Collected data entries
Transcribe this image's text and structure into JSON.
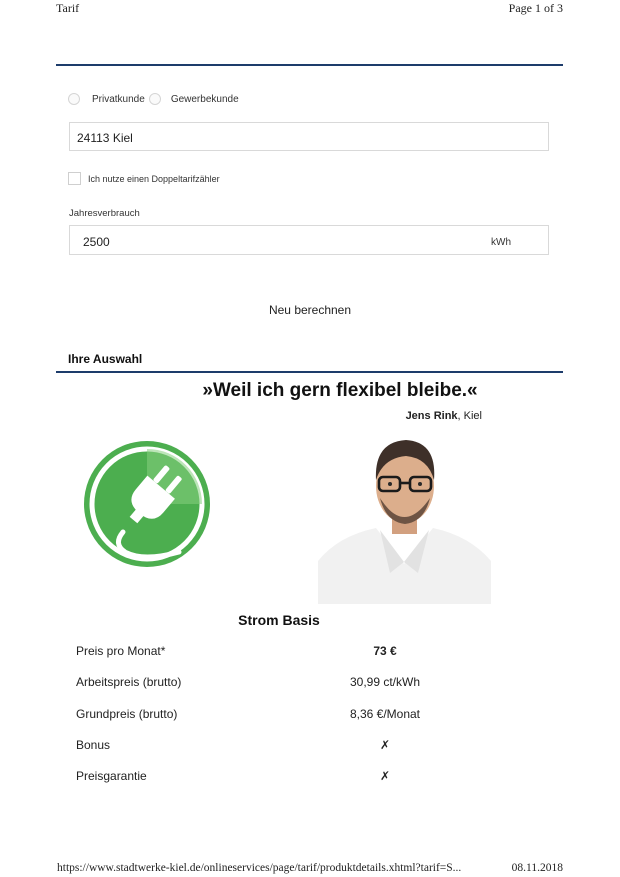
{
  "print_header": {
    "title": "Tarif",
    "page": "Page 1 of 3"
  },
  "customer_type": {
    "options": [
      "Privatkunde",
      "Gewerbekunde"
    ]
  },
  "location": {
    "value": "24113 Kiel"
  },
  "double_tariff": {
    "label": "Ich nutze einen Doppeltarifzähler",
    "checked": false
  },
  "usage": {
    "label": "Jahresverbrauch",
    "value": "2500",
    "unit": "kWh"
  },
  "recalculate_label": "Neu berechnen",
  "selection": {
    "title": "Ihre Auswahl",
    "quote": "»Weil ich gern flexibel bleibe.«",
    "person_name": "Jens Rink",
    "person_city": ", Kiel",
    "product_name": "Strom Basis",
    "icon": "plug-icon",
    "accent_color": "#5cb85c",
    "rows": [
      {
        "label": "Preis pro Monat*",
        "value": "73 €"
      },
      {
        "label": "Arbeitspreis (brutto)",
        "value": "30,99 ct/kWh"
      },
      {
        "label": "Grundpreis (brutto)",
        "value": "8,36 €/Monat"
      },
      {
        "label": "Bonus",
        "value": "✗"
      },
      {
        "label": "Preisgarantie",
        "value": "✗"
      }
    ]
  },
  "print_footer": {
    "url": "https://www.stadtwerke-kiel.de/onlineservices/page/tarif/produktdetails.xhtml?tarif=S...",
    "date": "08.11.2018"
  }
}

■ **Task directions**: Copy every line of the data word for word, omitting the images.

■ **Correct response**:
Transcribe this image's text and structure into JSON.
{
  "print_header": {
    "title": "Tarif",
    "page": "Page 1 of 3"
  },
  "customer_type": {
    "options": [
      "Privatkunde",
      "Gewerbekunde"
    ]
  },
  "location": {
    "value": "24113 Kiel"
  },
  "double_tariff": {
    "label": "Ich nutze einen Doppeltarifzähler",
    "checked": false
  },
  "usage": {
    "label": "Jahresverbrauch",
    "value": "2500",
    "unit": "kWh"
  },
  "recalculate_label": "Neu berechnen",
  "selection": {
    "title": "Ihre Auswahl",
    "quote": "»Weil ich gern flexibel bleibe.«",
    "person_name": "Jens Rink",
    "person_city": ", Kiel",
    "product_name": "Strom Basis",
    "icon": "plug-icon",
    "accent_color": "#5cb85c",
    "rows": [
      {
        "label": "Preis pro Monat*",
        "value": "73 €"
      },
      {
        "label": "Arbeitspreis (brutto)",
        "value": "30,99 ct/kWh"
      },
      {
        "label": "Grundpreis (brutto)",
        "value": "8,36 €/Monat"
      },
      {
        "label": "Bonus",
        "value": "✗"
      },
      {
        "label": "Preisgarantie",
        "value": "✗"
      }
    ]
  },
  "print_footer": {
    "url": "https://www.stadtwerke-kiel.de/onlineservices/page/tarif/produktdetails.xhtml?tarif=S...",
    "date": "08.11.2018"
  }
}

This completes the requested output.